» Problem details:
Every line below that holds the string "대입하면" should be copied out.

───

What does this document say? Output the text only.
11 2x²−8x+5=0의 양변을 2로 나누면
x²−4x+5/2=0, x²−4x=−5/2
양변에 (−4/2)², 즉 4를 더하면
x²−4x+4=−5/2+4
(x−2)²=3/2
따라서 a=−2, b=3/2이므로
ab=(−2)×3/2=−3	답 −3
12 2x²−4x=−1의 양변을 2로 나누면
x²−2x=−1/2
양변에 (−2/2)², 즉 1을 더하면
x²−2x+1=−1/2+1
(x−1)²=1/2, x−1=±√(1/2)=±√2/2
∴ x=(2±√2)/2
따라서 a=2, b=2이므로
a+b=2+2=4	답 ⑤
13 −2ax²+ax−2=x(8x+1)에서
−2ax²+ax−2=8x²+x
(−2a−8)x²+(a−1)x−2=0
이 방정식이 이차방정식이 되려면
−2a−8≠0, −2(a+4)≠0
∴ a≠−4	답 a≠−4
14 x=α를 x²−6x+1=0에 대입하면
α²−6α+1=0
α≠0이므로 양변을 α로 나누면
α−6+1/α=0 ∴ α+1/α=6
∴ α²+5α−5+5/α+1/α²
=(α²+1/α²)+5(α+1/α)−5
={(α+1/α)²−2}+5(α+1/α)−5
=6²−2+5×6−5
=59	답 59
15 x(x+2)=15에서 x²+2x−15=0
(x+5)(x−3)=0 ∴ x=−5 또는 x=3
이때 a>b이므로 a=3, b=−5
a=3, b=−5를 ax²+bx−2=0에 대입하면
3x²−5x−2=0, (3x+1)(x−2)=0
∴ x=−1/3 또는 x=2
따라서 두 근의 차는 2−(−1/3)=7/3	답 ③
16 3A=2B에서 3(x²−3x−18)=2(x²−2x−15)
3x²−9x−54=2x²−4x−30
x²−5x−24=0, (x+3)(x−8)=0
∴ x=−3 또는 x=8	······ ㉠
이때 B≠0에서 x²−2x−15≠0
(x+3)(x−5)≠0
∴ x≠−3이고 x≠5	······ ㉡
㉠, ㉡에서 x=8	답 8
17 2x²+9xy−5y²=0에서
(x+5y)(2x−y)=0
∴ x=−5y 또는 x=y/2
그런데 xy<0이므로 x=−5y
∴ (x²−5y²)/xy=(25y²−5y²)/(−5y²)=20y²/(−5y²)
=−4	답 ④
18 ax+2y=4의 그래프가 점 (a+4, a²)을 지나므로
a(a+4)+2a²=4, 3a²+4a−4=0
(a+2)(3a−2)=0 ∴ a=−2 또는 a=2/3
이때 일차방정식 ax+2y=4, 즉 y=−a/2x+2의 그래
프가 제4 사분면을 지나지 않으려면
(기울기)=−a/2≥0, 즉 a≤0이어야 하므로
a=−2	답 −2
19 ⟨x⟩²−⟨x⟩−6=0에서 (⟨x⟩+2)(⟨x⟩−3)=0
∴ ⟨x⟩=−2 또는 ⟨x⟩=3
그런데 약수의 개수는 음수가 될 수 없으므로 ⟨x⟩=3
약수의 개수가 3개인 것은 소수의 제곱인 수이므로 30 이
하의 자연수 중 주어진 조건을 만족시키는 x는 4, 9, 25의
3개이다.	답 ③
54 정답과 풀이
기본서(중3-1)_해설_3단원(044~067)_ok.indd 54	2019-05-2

───

» Answer to this exercise:
14 x=α를 x²−6x+1=0에 대입하면
a=3, b=−5를 ax²+bx−2=0에 대입하면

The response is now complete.